## YOUR OBJECTIVE
Count the lines in the items below that contain the word "Children", and reply with that number alone.

** Begin DATASET RECORDS **

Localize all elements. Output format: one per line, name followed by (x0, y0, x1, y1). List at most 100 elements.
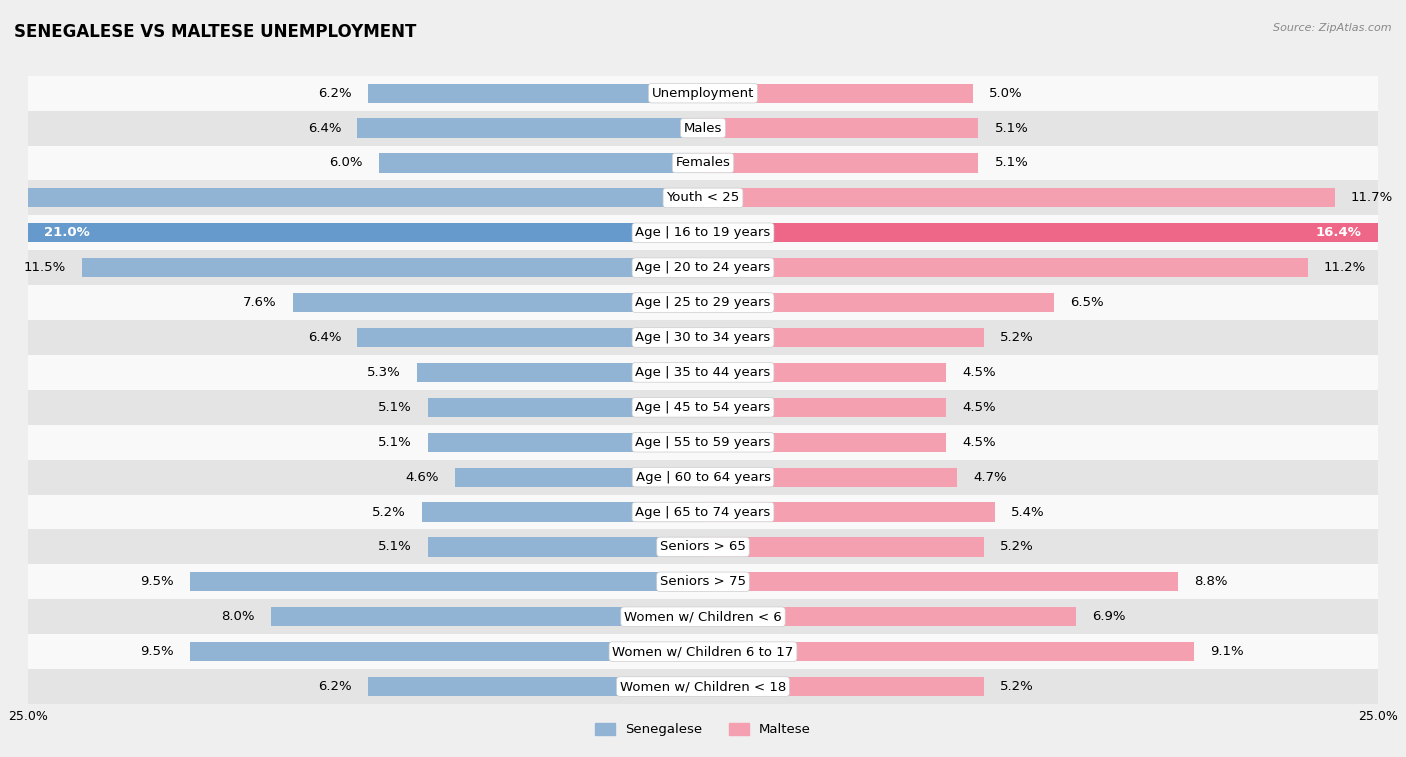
Text: 5.1%: 5.1% (994, 157, 1028, 170)
Text: 4.5%: 4.5% (962, 366, 995, 379)
Text: 5.2%: 5.2% (373, 506, 406, 519)
Text: 6.2%: 6.2% (318, 680, 352, 693)
Text: 4.5%: 4.5% (962, 400, 995, 414)
Text: 5.3%: 5.3% (367, 366, 401, 379)
Text: Unemployment: Unemployment (652, 86, 754, 100)
Text: Age | 60 to 64 years: Age | 60 to 64 years (636, 471, 770, 484)
Text: Age | 45 to 54 years: Age | 45 to 54 years (636, 400, 770, 414)
Text: Source: ZipAtlas.com: Source: ZipAtlas.com (1274, 23, 1392, 33)
Bar (28, 494, 1378, 529)
Text: 9.5%: 9.5% (141, 645, 174, 658)
Text: 6.4%: 6.4% (308, 331, 342, 344)
Text: Seniors > 75: Seniors > 75 (659, 575, 747, 588)
Text: Females: Females (675, 157, 731, 170)
Bar (28, 320, 1378, 355)
Bar (380, 154, 703, 173)
Text: 4.6%: 4.6% (405, 471, 439, 484)
Text: 11.2%: 11.2% (1324, 261, 1367, 274)
Bar (28, 634, 1378, 669)
Bar (190, 572, 703, 591)
Text: 4.5%: 4.5% (962, 436, 995, 449)
Text: 5.2%: 5.2% (1000, 540, 1033, 553)
Text: Seniors > 65: Seniors > 65 (659, 540, 747, 553)
Bar (703, 607, 1076, 626)
Text: Women w/ Children < 6: Women w/ Children < 6 (624, 610, 782, 623)
Text: 11.7%: 11.7% (1351, 192, 1393, 204)
Text: 8.0%: 8.0% (221, 610, 254, 623)
Bar (28, 285, 1378, 320)
Text: 8.8%: 8.8% (1194, 575, 1227, 588)
Bar (703, 154, 979, 173)
Bar (703, 118, 979, 138)
Bar (292, 293, 703, 312)
Text: Women w/ Children < 18: Women w/ Children < 18 (620, 680, 786, 693)
Bar (703, 642, 1194, 662)
Text: 11.5%: 11.5% (24, 261, 66, 274)
Text: 5.1%: 5.1% (994, 122, 1028, 135)
Bar (28, 600, 1378, 634)
Bar (368, 83, 703, 103)
Bar (28, 565, 1378, 600)
Bar (703, 293, 1054, 312)
Text: SENEGALESE VS MALTESE UNEMPLOYMENT: SENEGALESE VS MALTESE UNEMPLOYMENT (14, 23, 416, 41)
Bar (703, 328, 984, 347)
Text: 6.2%: 6.2% (318, 86, 352, 100)
Text: Age | 16 to 19 years: Age | 16 to 19 years (636, 226, 770, 239)
Bar (271, 607, 703, 626)
Text: 5.2%: 5.2% (1000, 331, 1033, 344)
Text: 6.0%: 6.0% (329, 157, 363, 170)
Bar (703, 83, 973, 103)
Bar (28, 180, 1378, 215)
Text: Age | 55 to 59 years: Age | 55 to 59 years (636, 436, 770, 449)
Bar (703, 537, 984, 556)
Bar (28, 215, 1378, 251)
Bar (427, 432, 703, 452)
Text: 5.1%: 5.1% (378, 436, 412, 449)
Bar (703, 503, 994, 522)
Bar (0, 223, 703, 242)
Bar (703, 258, 1308, 277)
Bar (28, 425, 1378, 459)
Bar (28, 76, 1378, 111)
Bar (190, 642, 703, 662)
Bar (703, 397, 946, 417)
Bar (28, 145, 1378, 180)
Bar (703, 468, 956, 487)
Bar (28, 669, 1378, 704)
Text: Age | 30 to 34 years: Age | 30 to 34 years (636, 331, 770, 344)
Text: 21.0%: 21.0% (45, 226, 90, 239)
Text: 5.0%: 5.0% (990, 86, 1022, 100)
Text: Age | 35 to 44 years: Age | 35 to 44 years (636, 366, 770, 379)
Bar (427, 537, 703, 556)
Text: Age | 25 to 29 years: Age | 25 to 29 years (636, 296, 770, 309)
Bar (368, 677, 703, 696)
Text: 5.2%: 5.2% (1000, 680, 1033, 693)
Bar (703, 432, 946, 452)
Bar (703, 677, 984, 696)
Text: 6.9%: 6.9% (1091, 610, 1125, 623)
Bar (357, 328, 703, 347)
Bar (703, 572, 1178, 591)
Bar (357, 118, 703, 138)
Text: 9.5%: 9.5% (141, 575, 174, 588)
Bar (28, 459, 1378, 494)
Bar (454, 468, 703, 487)
Bar (416, 363, 703, 382)
Bar (703, 363, 946, 382)
Bar (427, 397, 703, 417)
Text: 9.1%: 9.1% (1211, 645, 1244, 658)
Bar (422, 503, 703, 522)
Text: Age | 65 to 74 years: Age | 65 to 74 years (636, 506, 770, 519)
Bar (28, 355, 1378, 390)
Text: 16.4%: 16.4% (1316, 226, 1361, 239)
Text: Males: Males (683, 122, 723, 135)
Bar (28, 111, 1378, 145)
Bar (0, 188, 703, 207)
Legend: Senegalese, Maltese: Senegalese, Maltese (589, 718, 817, 741)
Text: 5.1%: 5.1% (378, 400, 412, 414)
Text: 5.1%: 5.1% (378, 540, 412, 553)
Text: 6.4%: 6.4% (308, 122, 342, 135)
Text: 6.5%: 6.5% (1070, 296, 1104, 309)
Bar (703, 188, 1334, 207)
Bar (703, 223, 1406, 242)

** End DATASET RECORDS **

## COMPLETED EXERCISE
2